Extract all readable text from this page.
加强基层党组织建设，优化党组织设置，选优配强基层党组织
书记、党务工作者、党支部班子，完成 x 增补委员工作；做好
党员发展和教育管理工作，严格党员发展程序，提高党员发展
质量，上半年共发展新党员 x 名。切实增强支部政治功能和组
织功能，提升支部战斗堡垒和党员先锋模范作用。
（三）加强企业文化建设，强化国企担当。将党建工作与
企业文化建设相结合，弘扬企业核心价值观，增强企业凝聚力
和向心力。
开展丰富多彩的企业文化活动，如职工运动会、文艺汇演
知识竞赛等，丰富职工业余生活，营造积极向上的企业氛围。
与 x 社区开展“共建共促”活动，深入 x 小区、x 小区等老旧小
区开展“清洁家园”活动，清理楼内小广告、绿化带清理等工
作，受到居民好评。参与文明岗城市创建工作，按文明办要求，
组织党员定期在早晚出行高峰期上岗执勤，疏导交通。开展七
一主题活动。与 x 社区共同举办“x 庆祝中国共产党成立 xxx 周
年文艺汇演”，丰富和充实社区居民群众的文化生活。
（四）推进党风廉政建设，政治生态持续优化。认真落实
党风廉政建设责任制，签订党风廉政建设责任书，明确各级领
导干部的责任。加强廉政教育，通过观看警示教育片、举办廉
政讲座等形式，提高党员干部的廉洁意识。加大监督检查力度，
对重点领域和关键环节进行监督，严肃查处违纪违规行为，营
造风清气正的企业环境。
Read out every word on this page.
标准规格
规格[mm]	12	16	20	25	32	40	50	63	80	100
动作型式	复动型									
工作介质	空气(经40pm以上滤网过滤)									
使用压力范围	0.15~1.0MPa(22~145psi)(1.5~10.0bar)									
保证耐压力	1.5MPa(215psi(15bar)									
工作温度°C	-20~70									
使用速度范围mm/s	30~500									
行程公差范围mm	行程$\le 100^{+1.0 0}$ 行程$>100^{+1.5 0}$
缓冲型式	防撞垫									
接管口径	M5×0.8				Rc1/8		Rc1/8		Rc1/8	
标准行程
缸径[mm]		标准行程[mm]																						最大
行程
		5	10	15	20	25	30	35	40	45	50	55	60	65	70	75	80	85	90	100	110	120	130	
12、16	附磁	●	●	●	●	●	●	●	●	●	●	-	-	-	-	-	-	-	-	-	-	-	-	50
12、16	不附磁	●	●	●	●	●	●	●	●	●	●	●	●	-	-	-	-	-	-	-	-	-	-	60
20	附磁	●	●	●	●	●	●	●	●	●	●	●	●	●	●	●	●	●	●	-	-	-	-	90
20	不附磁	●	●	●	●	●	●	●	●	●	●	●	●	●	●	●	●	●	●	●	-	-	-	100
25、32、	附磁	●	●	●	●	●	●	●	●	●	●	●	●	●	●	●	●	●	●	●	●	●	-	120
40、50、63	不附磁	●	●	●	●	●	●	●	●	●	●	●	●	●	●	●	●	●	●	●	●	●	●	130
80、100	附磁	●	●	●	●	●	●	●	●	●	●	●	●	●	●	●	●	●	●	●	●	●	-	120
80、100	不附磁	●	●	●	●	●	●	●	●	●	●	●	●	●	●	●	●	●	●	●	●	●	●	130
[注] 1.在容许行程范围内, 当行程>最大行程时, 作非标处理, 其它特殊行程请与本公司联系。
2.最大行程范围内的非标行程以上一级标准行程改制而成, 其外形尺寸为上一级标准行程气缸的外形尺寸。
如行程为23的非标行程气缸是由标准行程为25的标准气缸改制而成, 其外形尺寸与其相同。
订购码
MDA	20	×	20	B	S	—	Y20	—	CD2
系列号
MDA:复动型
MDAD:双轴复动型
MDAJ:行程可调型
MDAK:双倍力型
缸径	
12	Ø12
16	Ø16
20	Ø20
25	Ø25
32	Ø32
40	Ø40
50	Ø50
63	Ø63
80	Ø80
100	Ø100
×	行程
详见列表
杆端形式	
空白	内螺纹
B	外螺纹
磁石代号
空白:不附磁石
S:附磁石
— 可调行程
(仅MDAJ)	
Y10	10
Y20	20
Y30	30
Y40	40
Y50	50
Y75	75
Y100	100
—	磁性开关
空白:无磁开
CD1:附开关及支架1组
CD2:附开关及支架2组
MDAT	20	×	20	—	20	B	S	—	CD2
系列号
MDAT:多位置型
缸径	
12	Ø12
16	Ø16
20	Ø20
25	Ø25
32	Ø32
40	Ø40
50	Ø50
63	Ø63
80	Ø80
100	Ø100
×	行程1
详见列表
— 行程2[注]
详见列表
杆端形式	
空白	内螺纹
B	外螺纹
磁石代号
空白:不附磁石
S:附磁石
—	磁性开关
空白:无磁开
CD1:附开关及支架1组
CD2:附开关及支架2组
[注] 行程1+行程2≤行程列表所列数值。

— EXERCISE OBJECTIVE —
Go through the records above and retype each one exactly.

— ANSWER FOR THE TASK —
Extract all readable text from this page.
加强基层党组织建设，优化党组织设置，选优配强基层党组织
书记、党务工作者、党支部班子，完成 x 增补委员工作；做好
党员发展和教育管理工作，严格党员发展程序，提高党员发展
质量，上半年共发展新党员 x 名。切实增强支部政治功能和组
织功能，提升支部战斗堡垒和党员先锋模范作用。
（三）加强企业文化建设，强化国企担当。将党建工作与
企业文化建设相结合，弘扬企业核心价值观，增强企业凝聚力
和向心力。
开展丰富多彩的企业文化活动，如职工运动会、文艺汇演
知识竞赛等，丰富职工业余生活，营造积极向上的企业氛围。
与 x 社区开展“共建共促”活动，深入 x 小区、x 小区等老旧小
区开展“清洁家园”活动，清理楼内小广告、绿化带清理等工
作，受到居民好评。参与文明岗城市创建工作，按文明办要求，
组织党员定期在早晚出行高峰期上岗执勤，疏导交通。开展七
一主题活动。与 x 社区共同举办“x 庆祝中国共产党成立 xxx 周
年文艺汇演”，丰富和充实社区居民群众的文化生活。
（四）推进党风廉政建设，政治生态持续优化。认真落实
党风廉政建设责任制，签订党风廉政建设责任书，明确各级领
导干部的责任。加强廉政教育，通过观看警示教育片、举办廉
政讲座等形式，提高党员干部的廉洁意识。加大监督检查力度，
对重点领域和关键环节进行监督，严肃查处违纪违规行为，营
造风清气正的企业环境。
Read out every word on this page.
标准规格
规格[mm]	12	16	20	25	32	40	50	63	80	100
动作型式	复动型									
工作介质	空气(经40pm以上滤网过滤)									
使用压力范围	0.15~1.0MPa(22~145psi)(1.5~10.0bar)									
保证耐压力	1.5MPa(215psi(15bar)									
工作温度°C	-20~70									
使用速度范围mm/s	30~500									
行程公差范围mm	行程$\le 100^{+1.0 0}$ 行程$>100^{+1.5 0}$
缓冲型式	防撞垫									
接管口径	M5×0.8				Rc1/8		Rc1/8		Rc1/8	
标准行程
缸径[mm]		标准行程[mm]																						最大
行程
		5	10	15	20	25	30	35	40	45	50	55	60	65	70	75	80	85	90	100	110	120	130	
12、16	附磁	●	●	●	●	●	●	●	●	●	●	-	-	-	-	-	-	-	-	-	-	-	-	50
12、16	不附磁	●	●	●	●	●	●	●	●	●	●	●	●	-	-	-	-	-	-	-	-	-	-	60
20	附磁	●	●	●	●	●	●	●	●	●	●	●	●	●	●	●	●	●	●	-	-	-	-	90
20	不附磁	●	●	●	●	●	●	●	●	●	●	●	●	●	●	●	●	●	●	●	-	-	-	100
25、32、	附磁	●	●	●	●	●	●	●	●	●	●	●	●	●	●	●	●	●	●	●	●	●	-	120
40、50、63	不附磁	●	●	●	●	●	●	●	●	●	●	●	●	●	●	●	●	●	●	●	●	●	●	130
80、100	附磁	●	●	●	●	●	●	●	●	●	●	●	●	●	●	●	●	●	●	●	●	●	-	120
80、100	不附磁	●	●	●	●	●	●	●	●	●	●	●	●	●	●	●	●	●	●	●	●	●	●	130
[注] 1.在容许行程范围内, 当行程>最大行程时, 作非标处理, 其它特殊行程请与本公司联系。
2.最大行程范围内的非标行程以上一级标准行程改制而成, 其外形尺寸为上一级标准行程气缸的外形尺寸。
如行程为23的非标行程气缸是由标准行程为25的标准气缸改制而成, 其外形尺寸与其相同。
订购码
MDA	20	×	20	B	S	—	Y20	—	CD2
系列号
MDA:复动型
MDAD:双轴复动型
MDAJ:行程可调型
MDAK:双倍力型
缸径	
12	Ø12
16	Ø16
20	Ø20
25	Ø25
32	Ø32
40	Ø40
50	Ø50
63	Ø63
80	Ø80
100	Ø100
×	行程
详见列表
杆端形式	
空白	内螺纹
B	外螺纹
磁石代号
空白:不附磁石
S:附磁石
— 可调行程
(仅MDAJ)	
Y10	10
Y20	20
Y30	30
Y40	40
Y50	50
Y75	75
Y100	100
—	磁性开关
空白:无磁开
CD1:附开关及支架1组
CD2:附开关及支架2组
MDAT	20	×	20	—	20	B	S	—	CD2
系列号
MDAT:多位置型
缸径	
12	Ø12
16	Ø16
20	Ø20
25	Ø25
32	Ø32
40	Ø40
50	Ø50
63	Ø63
80	Ø80
100	Ø100
×	行程1
详见列表
— 行程2[注]
详见列表
杆端形式	
空白	内螺纹
B	外螺纹
磁石代号
空白:不附磁石
S:附磁石
—	磁性开关
空白:无磁开
CD1:附开关及支架1组
CD2:附开关及支架2组
[注] 行程1+行程2≤行程列表所列数值。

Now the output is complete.